** START OF Text extract **
More fun with carbon footprints

This earlier post generated some comments. Let's see what happens this time. I tip my hat to Marginal Revolution for the link. (TimesOnline UK)

Walking does more than driving to cause global warming, a leading environmentalist has calculated.
Food production is now so energy-intensive that more carbon is emitted providing a person with enough calories to walk to the shops than a car would emit over the same distance. The climate could benefit if people avoided exercise, ate less and became couch potatoes. Provided, of course, they remembered to switch off the TV rather than leaving it on standby.
The sums were done by Chris Goodall, campaigning author of How to Live a Low-Carbon Life, based on the greenhouse gases created by intensive beef production. “Driving a typical UK car for 3 miles [4.8km] adds about 0.9 kg [2lb] of CO2 to the atmosphere,” he said, a calculation based on the Government’s official fuel emission figures. “If you walked instead, it would use about 180 calories. You’d need about 100g of beef to replace those calories, resulting in 3.6kg of emissions, or four times as much as driving.
** END OF Text extract **
#### Task instructions
A. For each statement about the carbon footprint post, say whether the post agrees: (i) the post credits Marginal Revolution for the link; (ii) Goodall's sums were based on the greenhouse gases from intensive pork production; (iii) walking 3 miles instead of driving would use about 180 calories. Support each yes or no with the post's exact words.
B. Reproduce the stretch of the carbon footprint post from "Walking does more" through "it on standby.".
C. Resume the post on carbon footprints, picking up after its last sentence.
** START OF Record list **
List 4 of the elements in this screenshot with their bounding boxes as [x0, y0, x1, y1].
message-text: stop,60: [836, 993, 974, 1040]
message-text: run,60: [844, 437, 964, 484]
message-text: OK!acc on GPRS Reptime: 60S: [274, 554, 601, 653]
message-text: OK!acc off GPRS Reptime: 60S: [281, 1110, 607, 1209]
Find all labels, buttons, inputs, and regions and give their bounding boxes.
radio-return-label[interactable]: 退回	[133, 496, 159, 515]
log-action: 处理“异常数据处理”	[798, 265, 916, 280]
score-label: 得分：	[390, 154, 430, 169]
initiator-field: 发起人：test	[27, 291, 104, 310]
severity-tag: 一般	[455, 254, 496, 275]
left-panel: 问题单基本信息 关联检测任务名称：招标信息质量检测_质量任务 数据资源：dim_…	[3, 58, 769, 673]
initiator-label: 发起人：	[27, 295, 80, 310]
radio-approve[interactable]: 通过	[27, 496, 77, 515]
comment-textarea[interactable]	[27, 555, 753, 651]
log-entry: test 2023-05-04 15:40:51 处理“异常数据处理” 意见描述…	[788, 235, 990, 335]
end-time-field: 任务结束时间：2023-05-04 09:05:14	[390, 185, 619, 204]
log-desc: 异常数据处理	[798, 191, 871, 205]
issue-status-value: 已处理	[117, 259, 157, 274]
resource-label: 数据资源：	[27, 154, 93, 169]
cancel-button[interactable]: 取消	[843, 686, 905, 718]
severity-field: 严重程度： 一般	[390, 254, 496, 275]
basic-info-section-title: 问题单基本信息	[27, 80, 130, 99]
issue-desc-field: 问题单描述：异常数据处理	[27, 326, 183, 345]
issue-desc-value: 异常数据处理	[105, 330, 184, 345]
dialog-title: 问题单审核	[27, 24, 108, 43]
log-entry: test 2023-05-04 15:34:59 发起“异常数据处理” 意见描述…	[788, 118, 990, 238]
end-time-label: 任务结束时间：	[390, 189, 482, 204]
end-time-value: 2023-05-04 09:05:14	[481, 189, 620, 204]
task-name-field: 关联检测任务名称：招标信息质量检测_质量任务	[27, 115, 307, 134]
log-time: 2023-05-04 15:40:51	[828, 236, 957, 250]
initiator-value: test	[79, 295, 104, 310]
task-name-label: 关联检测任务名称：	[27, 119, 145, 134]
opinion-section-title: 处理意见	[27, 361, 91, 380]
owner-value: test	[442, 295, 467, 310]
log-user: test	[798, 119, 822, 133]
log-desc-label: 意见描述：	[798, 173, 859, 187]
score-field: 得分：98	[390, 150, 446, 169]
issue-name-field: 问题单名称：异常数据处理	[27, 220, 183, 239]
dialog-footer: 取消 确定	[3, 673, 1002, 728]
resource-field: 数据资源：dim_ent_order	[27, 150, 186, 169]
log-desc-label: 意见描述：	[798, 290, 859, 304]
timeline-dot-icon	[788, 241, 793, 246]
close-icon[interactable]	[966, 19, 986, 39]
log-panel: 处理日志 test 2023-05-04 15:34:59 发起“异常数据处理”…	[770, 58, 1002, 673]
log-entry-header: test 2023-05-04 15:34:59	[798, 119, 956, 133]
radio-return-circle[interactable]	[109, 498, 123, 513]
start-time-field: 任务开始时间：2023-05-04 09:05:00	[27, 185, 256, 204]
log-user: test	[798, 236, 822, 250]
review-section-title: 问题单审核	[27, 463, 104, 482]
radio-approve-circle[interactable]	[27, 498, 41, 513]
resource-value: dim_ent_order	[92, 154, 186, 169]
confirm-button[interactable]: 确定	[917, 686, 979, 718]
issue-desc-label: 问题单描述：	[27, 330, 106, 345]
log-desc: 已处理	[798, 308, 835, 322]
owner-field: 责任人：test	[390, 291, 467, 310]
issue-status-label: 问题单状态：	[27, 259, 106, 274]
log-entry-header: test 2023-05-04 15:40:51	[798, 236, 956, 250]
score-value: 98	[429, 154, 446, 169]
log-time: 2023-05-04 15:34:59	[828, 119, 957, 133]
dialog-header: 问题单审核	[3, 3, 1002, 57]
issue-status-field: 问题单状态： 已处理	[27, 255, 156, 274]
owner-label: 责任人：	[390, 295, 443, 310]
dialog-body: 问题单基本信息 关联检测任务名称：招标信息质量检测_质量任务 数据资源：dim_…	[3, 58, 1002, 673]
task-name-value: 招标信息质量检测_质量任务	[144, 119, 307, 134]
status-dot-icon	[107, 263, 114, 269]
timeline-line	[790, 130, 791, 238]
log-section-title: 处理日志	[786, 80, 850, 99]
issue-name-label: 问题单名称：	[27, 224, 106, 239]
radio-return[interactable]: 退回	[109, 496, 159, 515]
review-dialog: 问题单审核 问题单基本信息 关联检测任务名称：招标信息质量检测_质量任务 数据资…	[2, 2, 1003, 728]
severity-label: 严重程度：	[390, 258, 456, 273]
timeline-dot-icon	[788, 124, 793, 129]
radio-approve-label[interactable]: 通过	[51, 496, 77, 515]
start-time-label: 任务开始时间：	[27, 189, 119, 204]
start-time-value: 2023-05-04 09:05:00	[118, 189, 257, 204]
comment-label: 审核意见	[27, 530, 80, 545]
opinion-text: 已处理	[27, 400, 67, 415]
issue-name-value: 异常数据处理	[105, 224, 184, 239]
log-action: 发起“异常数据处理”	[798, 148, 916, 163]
** END OF Record list **
#### The responses
A.
(i) Yes: "I tip my hat to Marginal Revolution for the link."
(ii) No: "based on the greenhouse gases created by intensive beef production."
(iii) Yes: "If you walked instead, it would use about 180 calories."

B.
Walking does more than driving to cause global warming, a leading environmentalist has calculated.
Food production is now so energy-intensive that more carbon is emitted providing a person with enough calories to walk to the shops than a car would emit over the same distance. The climate could benefit if people avoided exercise, ate less and became couch potatoes. Provided, of course, they remembered to switch off the TV rather than leaving it on standby.

C.
...
Catching a diesel train is now twice as polluting as travelling by car for an average family, the Rail Safety and Standards Board admitted recently. Paper bags are worse for the environment than plastic because of the extra energy needed to manufacture and transport them, the Government says.
Fresh research published in New Scientist last month suggested that 1kg of meat cost the Earth 36kg in global warming gases. The figure was based on Japanese methods of industrial beef production but Mr Goodall says that farming techniques are similar throughout the West.
What if, instead of beef, the walker drank a glass of milk? The average person would need to drink 420ml – three quarters of a pint – to recover the calories used in the walk. Modern dairy farming emits the equivalent of 1.2kg of CO2 to produce the milk, still more pollution than the car journey.

So I guess we are supposed to sit really still and not eat meat or drink milk.

Isn't this just an extension of my previous post? Rail is more fuel efficient than automobile. Automobiles are apparently more fuel efficient than cellular respiration.

Oops, but did he say that "catching a diesel train is now twice as polluting as travelling by car for an average family"? Does that shoot a hole in my theory? Read to the end of the article...

Diesel trains in rural Britain are more polluting than 4x4 vehicles. Douglas Alexander, when Transport Secretary, said: “If ten or fewer people travel in a Sprinter [train], it would be less environmentally damaging to give them each a Land Rover Freelander and tell them to drive”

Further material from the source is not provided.